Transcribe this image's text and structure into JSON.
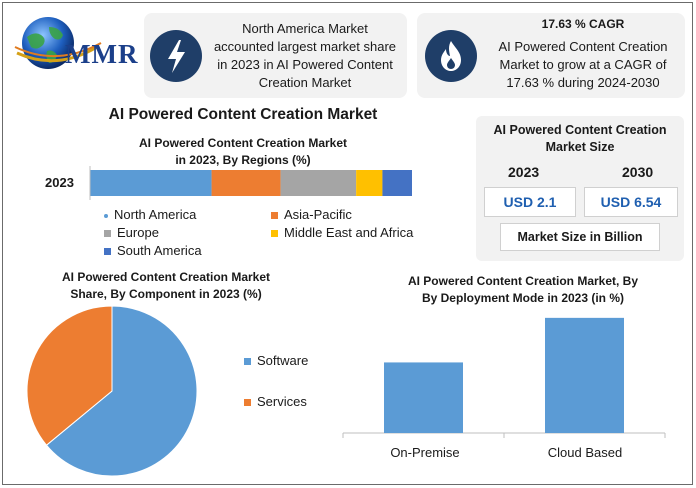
{
  "logo": {
    "text": "MMR"
  },
  "callout1": {
    "text_lines": [
      "North America Market",
      "accounted largest market share",
      "in 2023 in AI Powered Content",
      "Creation Market"
    ],
    "icon": "lightning-bolt-icon"
  },
  "callout2": {
    "heading": "17.63 % CAGR",
    "text_lines": [
      "AI Powered Content Creation",
      "Market to grow at a CAGR of",
      "17.63 % during 2024-2030"
    ],
    "icon": "flame-icon"
  },
  "main_title": "AI Powered Content Creation Market",
  "size_panel": {
    "title_lines": [
      "AI Powered Content Creation",
      "Market Size"
    ],
    "year_a": "2023",
    "year_b": "2030",
    "value_a": "USD 2.1",
    "value_b": "USD 6.54",
    "footer": "Market Size in Billion"
  },
  "colors": {
    "blue": "#5b9bd5",
    "orange": "#ed7d31",
    "gray": "#a5a5a5",
    "yellow": "#ffc000",
    "darkblue": "#4472c4",
    "navy": "#1f3e68"
  },
  "chart_data": [
    {
      "type": "bar",
      "orientation": "horizontal-stacked",
      "title_lines": [
        "AI Powered Content Creation Market",
        "in 2023, By Regions (%)"
      ],
      "categories": [
        "2023"
      ],
      "series": [
        {
          "name": "North America",
          "values": [
            37
          ],
          "color": "#5b9bd5"
        },
        {
          "name": "Asia-Pacific",
          "values": [
            21
          ],
          "color": "#ed7d31"
        },
        {
          "name": "Europe",
          "values": [
            23
          ],
          "color": "#a5a5a5"
        },
        {
          "name": "Middle East and Africa",
          "values": [
            8
          ],
          "color": "#ffc000"
        },
        {
          "name": "South America",
          "values": [
            9
          ],
          "color": "#4472c4"
        }
      ],
      "legend_rows": [
        [
          "North America",
          "Asia-Pacific"
        ],
        [
          "Europe",
          "Middle East and Africa"
        ],
        [
          "South America"
        ]
      ],
      "legend_position": "bottom"
    },
    {
      "type": "pie",
      "title_lines": [
        "AI Powered Content Creation Market",
        "Share, By Component in 2023  (%)"
      ],
      "categories": [
        "Software",
        "Services"
      ],
      "values": [
        64,
        36
      ],
      "colors": [
        "#5b9bd5",
        "#ed7d31"
      ],
      "legend_position": "right"
    },
    {
      "type": "bar",
      "title_lines": [
        "AI Powered Content Creation Market, By",
        "By Deployment Mode in 2023 (in %)"
      ],
      "categories": [
        "On-Premise",
        "Cloud Based"
      ],
      "values": [
        38,
        62
      ],
      "ylim": [
        0,
        70
      ],
      "color": "#5b9bd5",
      "grid": false
    }
  ]
}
───
Task statement =
Copy out each line word for word, please, skipping the images.

Task answer =
Transcribe this image's text and structure into JSON.
{
  "logo": {
    "text": "MMR"
  },
  "callout1": {
    "text_lines": [
      "North America Market",
      "accounted largest market share",
      "in 2023 in AI Powered Content",
      "Creation Market"
    ],
    "icon": "lightning-bolt-icon"
  },
  "callout2": {
    "heading": "17.63 % CAGR",
    "text_lines": [
      "AI Powered Content Creation",
      "Market to grow at a CAGR of",
      "17.63 % during 2024-2030"
    ],
    "icon": "flame-icon"
  },
  "main_title": "AI Powered Content Creation Market",
  "size_panel": {
    "title_lines": [
      "AI Powered Content Creation",
      "Market Size"
    ],
    "year_a": "2023",
    "year_b": "2030",
    "value_a": "USD 2.1",
    "value_b": "USD 6.54",
    "footer": "Market Size in Billion"
  },
  "colors": {
    "blue": "#5b9bd5",
    "orange": "#ed7d31",
    "gray": "#a5a5a5",
    "yellow": "#ffc000",
    "darkblue": "#4472c4",
    "navy": "#1f3e68"
  },
  "chart_data": [
    {
      "type": "bar",
      "orientation": "horizontal-stacked",
      "title_lines": [
        "AI Powered Content Creation Market",
        "in 2023, By Regions (%)"
      ],
      "categories": [
        "2023"
      ],
      "series": [
        {
          "name": "North America",
          "values": [
            37
          ],
          "color": "#5b9bd5"
        },
        {
          "name": "Asia-Pacific",
          "values": [
            21
          ],
          "color": "#ed7d31"
        },
        {
          "name": "Europe",
          "values": [
            23
          ],
          "color": "#a5a5a5"
        },
        {
          "name": "Middle East and Africa",
          "values": [
            8
          ],
          "color": "#ffc000"
        },
        {
          "name": "South America",
          "values": [
            9
          ],
          "color": "#4472c4"
        }
      ],
      "legend_rows": [
        [
          "North America",
          "Asia-Pacific"
        ],
        [
          "Europe",
          "Middle East and Africa"
        ],
        [
          "South America"
        ]
      ],
      "legend_position": "bottom"
    },
    {
      "type": "pie",
      "title_lines": [
        "AI Powered Content Creation Market",
        "Share, By Component in 2023  (%)"
      ],
      "categories": [
        "Software",
        "Services"
      ],
      "values": [
        64,
        36
      ],
      "colors": [
        "#5b9bd5",
        "#ed7d31"
      ],
      "legend_position": "right"
    },
    {
      "type": "bar",
      "title_lines": [
        "AI Powered Content Creation Market, By",
        "By Deployment Mode in 2023 (in %)"
      ],
      "categories": [
        "On-Premise",
        "Cloud Based"
      ],
      "values": [
        38,
        62
      ],
      "ylim": [
        0,
        70
      ],
      "color": "#5b9bd5",
      "grid": false
    }
  ]
}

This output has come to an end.